| Instructions to follow |
Write the material out again in full, exactly.

— Start of Supplied data —

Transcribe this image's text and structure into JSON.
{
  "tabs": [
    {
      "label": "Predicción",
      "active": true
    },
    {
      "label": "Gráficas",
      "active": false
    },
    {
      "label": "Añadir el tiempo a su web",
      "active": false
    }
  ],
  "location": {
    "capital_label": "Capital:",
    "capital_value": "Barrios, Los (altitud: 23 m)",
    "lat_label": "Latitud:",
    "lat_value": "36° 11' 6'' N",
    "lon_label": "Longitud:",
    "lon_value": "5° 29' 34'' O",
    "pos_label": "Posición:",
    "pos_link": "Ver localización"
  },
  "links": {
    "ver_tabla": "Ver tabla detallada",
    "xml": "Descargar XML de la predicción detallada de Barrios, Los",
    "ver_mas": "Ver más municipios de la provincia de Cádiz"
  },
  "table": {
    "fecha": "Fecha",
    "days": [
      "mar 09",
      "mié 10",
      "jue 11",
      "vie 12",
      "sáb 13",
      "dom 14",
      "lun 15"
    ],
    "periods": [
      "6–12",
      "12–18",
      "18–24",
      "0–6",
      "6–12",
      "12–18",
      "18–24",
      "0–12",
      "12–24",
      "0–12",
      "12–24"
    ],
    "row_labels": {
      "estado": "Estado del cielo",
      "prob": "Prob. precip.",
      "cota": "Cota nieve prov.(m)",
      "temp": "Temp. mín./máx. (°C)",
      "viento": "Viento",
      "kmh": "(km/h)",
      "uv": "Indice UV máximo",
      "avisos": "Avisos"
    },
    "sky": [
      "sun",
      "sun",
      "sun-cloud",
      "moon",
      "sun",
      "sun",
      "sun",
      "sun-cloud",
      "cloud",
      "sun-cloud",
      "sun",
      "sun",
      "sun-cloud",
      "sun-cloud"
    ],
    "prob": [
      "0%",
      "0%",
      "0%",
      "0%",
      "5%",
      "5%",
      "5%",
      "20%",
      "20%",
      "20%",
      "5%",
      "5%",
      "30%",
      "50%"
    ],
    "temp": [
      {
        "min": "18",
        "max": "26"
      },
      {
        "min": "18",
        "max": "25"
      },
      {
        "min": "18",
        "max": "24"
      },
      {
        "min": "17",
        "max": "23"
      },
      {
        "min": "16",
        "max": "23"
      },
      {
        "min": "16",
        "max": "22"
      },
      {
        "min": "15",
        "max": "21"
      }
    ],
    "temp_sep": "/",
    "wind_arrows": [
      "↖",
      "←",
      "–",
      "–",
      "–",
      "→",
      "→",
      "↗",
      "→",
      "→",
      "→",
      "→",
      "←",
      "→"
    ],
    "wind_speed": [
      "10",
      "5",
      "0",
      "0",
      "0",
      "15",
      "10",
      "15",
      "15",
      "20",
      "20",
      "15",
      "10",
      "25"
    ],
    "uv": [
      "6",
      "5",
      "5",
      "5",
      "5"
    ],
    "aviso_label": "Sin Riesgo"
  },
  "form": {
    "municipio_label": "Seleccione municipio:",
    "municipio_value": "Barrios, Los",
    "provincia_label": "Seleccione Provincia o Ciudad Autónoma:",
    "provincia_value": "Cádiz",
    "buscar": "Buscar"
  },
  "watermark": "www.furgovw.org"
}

— End of Supplied data —

| Expected answer |
Transcribe this image's text and structure into JSON.
{
  "tabs": [
    {
      "label": "Predicción",
      "active": true
    },
    {
      "label": "Gráficas",
      "active": false
    },
    {
      "label": "Añadir el tiempo a su web",
      "active": false
    }
  ],
  "location": {
    "capital_label": "Capital:",
    "capital_value": "Barrios, Los (altitud: 23 m)",
    "lat_label": "Latitud:",
    "lat_value": "36° 11' 6'' N",
    "lon_label": "Longitud:",
    "lon_value": "5° 29' 34'' O",
    "pos_label": "Posición:",
    "pos_link": "Ver localización"
  },
  "links": {
    "ver_tabla": "Ver tabla detallada",
    "xml": "Descargar XML de la predicción detallada de Barrios, Los",
    "ver_mas": "Ver más municipios de la provincia de Cádiz"
  },
  "table": {
    "fecha": "Fecha",
    "days": [
      "mar 09",
      "mié 10",
      "jue 11",
      "vie 12",
      "sáb 13",
      "dom 14",
      "lun 15"
    ],
    "periods": [
      "6–12",
      "12–18",
      "18–24",
      "0–6",
      "6–12",
      "12–18",
      "18–24",
      "0–12",
      "12–24",
      "0–12",
      "12–24"
    ],
    "row_labels": {
      "estado": "Estado del cielo",
      "prob": "Prob. precip.",
      "cota": "Cota nieve prov.(m)",
      "temp": "Temp. mín./máx. (°C)",
      "viento": "Viento",
      "kmh": "(km/h)",
      "uv": "Indice UV máximo",
      "avisos": "Avisos"
    },
    "sky": [
      "sun",
      "sun",
      "sun-cloud",
      "moon",
      "sun",
      "sun",
      "sun",
      "sun-cloud",
      "cloud",
      "sun-cloud",
      "sun",
      "sun",
      "sun-cloud",
      "sun-cloud"
    ],
    "prob": [
      "0%",
      "0%",
      "0%",
      "0%",
      "5%",
      "5%",
      "5%",
      "20%",
      "20%",
      "20%",
      "5%",
      "5%",
      "30%",
      "50%"
    ],
    "temp": [
      {
        "min": "18",
        "max": "26"
      },
      {
        "min": "18",
        "max": "25"
      },
      {
        "min": "18",
        "max": "24"
      },
      {
        "min": "17",
        "max": "23"
      },
      {
        "min": "16",
        "max": "23"
      },
      {
        "min": "16",
        "max": "22"
      },
      {
        "min": "15",
        "max": "21"
      }
    ],
    "temp_sep": "/",
    "wind_arrows": [
      "↖",
      "←",
      "–",
      "–",
      "–",
      "→",
      "→",
      "↗",
      "→",
      "→",
      "→",
      "→",
      "←",
      "→"
    ],
    "wind_speed": [
      "10",
      "5",
      "0",
      "0",
      "0",
      "15",
      "10",
      "15",
      "15",
      "20",
      "20",
      "15",
      "10",
      "25"
    ],
    "uv": [
      "6",
      "5",
      "5",
      "5",
      "5"
    ],
    "aviso_label": "Sin Riesgo"
  },
  "form": {
    "municipio_label": "Seleccione municipio:",
    "municipio_value": "Barrios, Los",
    "provincia_label": "Seleccione Provincia o Ciudad Autónoma:",
    "provincia_value": "Cádiz",
    "buscar": "Buscar"
  },
  "watermark": "www.furgovw.org"
}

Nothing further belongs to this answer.